-- START OF Data shown --
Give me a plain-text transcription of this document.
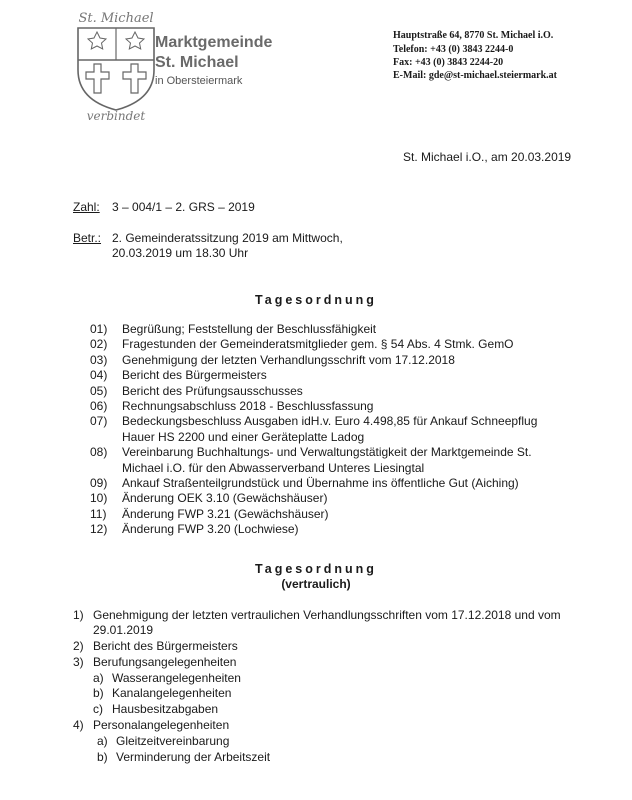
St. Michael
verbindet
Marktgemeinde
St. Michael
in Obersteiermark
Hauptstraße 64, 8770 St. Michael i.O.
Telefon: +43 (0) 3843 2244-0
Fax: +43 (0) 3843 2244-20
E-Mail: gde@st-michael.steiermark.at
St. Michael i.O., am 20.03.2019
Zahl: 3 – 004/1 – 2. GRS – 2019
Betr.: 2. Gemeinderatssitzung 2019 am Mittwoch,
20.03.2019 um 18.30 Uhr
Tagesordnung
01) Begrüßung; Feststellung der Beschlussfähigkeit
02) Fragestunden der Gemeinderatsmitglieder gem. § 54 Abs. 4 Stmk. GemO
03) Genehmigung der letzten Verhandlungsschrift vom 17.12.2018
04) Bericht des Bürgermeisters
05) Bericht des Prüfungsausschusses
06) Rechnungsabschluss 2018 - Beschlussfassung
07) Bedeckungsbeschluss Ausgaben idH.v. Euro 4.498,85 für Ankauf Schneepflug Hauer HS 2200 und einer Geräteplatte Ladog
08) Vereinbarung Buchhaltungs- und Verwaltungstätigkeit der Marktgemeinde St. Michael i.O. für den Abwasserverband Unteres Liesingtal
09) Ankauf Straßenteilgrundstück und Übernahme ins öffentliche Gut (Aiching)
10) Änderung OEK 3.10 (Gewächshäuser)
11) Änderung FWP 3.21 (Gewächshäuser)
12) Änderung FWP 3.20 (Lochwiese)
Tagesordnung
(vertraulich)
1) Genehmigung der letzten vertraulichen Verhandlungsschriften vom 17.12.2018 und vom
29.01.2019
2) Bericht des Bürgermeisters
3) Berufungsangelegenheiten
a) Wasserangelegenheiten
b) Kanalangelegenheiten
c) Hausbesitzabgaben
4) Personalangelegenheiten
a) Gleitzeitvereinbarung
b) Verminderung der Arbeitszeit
-- END OF Data shown --
-- START OF Data shown --
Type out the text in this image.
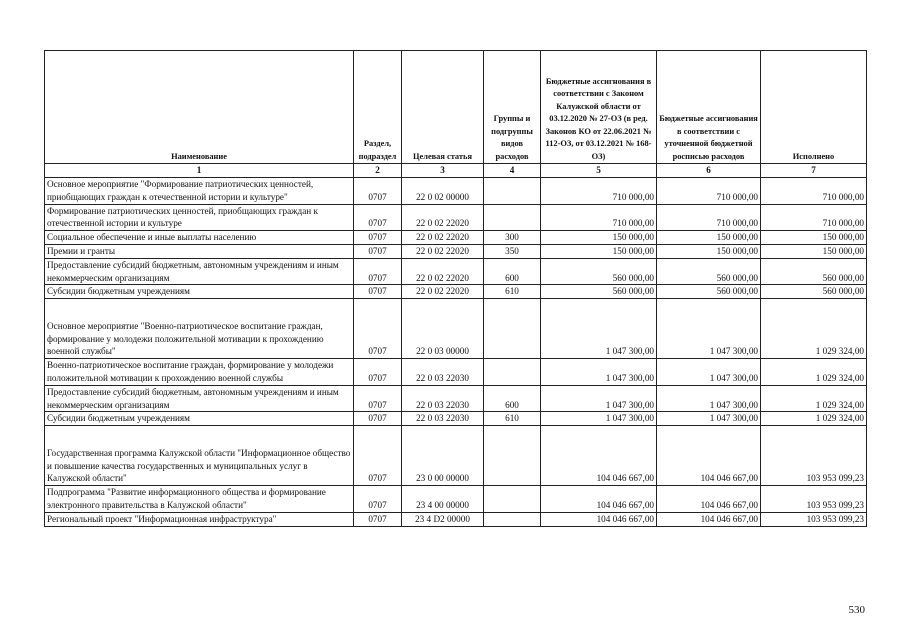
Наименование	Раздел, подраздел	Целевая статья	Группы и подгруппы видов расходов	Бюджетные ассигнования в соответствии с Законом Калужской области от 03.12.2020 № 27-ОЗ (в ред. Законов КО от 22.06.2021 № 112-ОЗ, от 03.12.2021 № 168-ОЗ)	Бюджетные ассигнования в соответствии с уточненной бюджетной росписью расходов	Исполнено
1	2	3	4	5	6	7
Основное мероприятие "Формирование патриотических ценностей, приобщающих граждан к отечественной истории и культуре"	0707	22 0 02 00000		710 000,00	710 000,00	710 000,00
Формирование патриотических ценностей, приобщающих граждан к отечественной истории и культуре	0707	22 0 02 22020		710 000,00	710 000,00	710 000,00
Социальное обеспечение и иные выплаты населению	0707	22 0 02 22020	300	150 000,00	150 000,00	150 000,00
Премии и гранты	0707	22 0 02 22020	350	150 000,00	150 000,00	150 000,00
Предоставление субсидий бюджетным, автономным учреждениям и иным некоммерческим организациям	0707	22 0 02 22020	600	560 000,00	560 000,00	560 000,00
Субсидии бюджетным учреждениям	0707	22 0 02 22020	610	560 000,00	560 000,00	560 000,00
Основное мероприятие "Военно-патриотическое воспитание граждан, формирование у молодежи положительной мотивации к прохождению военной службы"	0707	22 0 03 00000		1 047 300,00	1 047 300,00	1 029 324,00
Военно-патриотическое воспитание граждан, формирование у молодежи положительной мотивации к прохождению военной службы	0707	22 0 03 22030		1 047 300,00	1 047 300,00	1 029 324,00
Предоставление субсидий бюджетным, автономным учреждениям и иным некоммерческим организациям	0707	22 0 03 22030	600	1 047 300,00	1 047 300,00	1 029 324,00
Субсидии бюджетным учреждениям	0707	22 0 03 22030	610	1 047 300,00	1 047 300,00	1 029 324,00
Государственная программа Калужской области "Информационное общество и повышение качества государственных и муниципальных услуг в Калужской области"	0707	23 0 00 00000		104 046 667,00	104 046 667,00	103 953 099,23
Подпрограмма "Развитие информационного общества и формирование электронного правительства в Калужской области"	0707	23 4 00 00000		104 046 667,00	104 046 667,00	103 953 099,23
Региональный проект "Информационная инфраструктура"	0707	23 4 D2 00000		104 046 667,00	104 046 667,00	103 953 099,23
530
-- END OF Data shown --
What you will do
Search the data for the string "патриотических" and copy each line where it appears.

Solution
Основное мероприятие "Формирование патриотических ценностей, приобщающих граждан к отечественной истории и культуре"	0707	22 0 02 00000		710 000,00	710 000,00	710 000,00
Формирование патриотических ценностей, приобщающих граждан к отечественной истории и культуре	0707	22 0 02 22020		710 000,00	710 000,00	710 000,00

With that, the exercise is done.